Set out each line from the following listing that includes the word "epiphytischer".

┌─ Data provided

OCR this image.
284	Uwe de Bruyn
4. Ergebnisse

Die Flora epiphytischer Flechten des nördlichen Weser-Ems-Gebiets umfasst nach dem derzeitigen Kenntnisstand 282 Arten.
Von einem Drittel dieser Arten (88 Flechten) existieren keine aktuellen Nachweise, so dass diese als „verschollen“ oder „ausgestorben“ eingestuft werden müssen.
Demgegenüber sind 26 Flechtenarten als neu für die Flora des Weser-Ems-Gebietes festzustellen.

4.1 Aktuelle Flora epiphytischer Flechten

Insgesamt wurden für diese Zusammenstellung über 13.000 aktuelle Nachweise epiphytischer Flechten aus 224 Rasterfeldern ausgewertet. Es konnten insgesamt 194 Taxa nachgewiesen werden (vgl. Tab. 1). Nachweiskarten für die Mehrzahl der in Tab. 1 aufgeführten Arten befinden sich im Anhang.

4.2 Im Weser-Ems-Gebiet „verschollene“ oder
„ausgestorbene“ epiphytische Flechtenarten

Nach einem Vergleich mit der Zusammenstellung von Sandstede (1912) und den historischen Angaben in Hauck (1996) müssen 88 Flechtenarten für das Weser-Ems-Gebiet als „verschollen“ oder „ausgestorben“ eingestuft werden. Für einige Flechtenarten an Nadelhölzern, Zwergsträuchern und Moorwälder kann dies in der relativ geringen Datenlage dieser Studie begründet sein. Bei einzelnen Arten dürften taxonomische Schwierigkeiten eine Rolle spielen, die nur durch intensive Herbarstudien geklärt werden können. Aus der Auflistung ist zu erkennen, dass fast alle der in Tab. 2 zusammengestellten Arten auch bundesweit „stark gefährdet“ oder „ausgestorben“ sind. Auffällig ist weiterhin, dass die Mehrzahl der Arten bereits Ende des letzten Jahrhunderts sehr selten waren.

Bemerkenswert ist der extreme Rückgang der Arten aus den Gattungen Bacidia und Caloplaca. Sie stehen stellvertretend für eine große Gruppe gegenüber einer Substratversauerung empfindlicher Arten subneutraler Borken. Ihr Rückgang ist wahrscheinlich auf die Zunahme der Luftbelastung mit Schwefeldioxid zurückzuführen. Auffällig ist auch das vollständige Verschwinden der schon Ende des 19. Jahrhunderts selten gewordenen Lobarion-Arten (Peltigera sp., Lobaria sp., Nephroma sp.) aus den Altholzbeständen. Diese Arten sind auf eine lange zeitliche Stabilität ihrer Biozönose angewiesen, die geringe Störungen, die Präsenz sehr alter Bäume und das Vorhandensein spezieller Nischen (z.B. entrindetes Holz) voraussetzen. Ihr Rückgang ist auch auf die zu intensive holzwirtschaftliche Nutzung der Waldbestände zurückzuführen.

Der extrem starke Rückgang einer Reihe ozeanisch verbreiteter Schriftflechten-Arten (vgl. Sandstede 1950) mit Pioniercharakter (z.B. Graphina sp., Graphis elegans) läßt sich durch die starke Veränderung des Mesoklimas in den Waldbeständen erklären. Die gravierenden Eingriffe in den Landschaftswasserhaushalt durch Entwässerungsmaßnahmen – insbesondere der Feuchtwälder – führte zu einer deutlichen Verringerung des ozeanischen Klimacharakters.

└─

» Answer to this exercise
Die Flora epiphytischer Flechten des nördlichen Weser-Ems-Gebiets umfasst nach dem derzeitigen Kenntnisstand 282 Arten.
4.1 Aktuelle Flora epiphytischer Flechten
Insgesamt wurden für diese Zusammenstellung über 13.000 aktuelle Nachweise epiphytischer Flechten aus 224 Rasterfeldern ausgewertet. Es konnten insgesamt 194 Taxa nachgewiesen werden (vgl. Tab. 1). Nachweiskarten für die Mehrzahl der in Tab. 1 aufgeführten Arten befinden sich im Anhang.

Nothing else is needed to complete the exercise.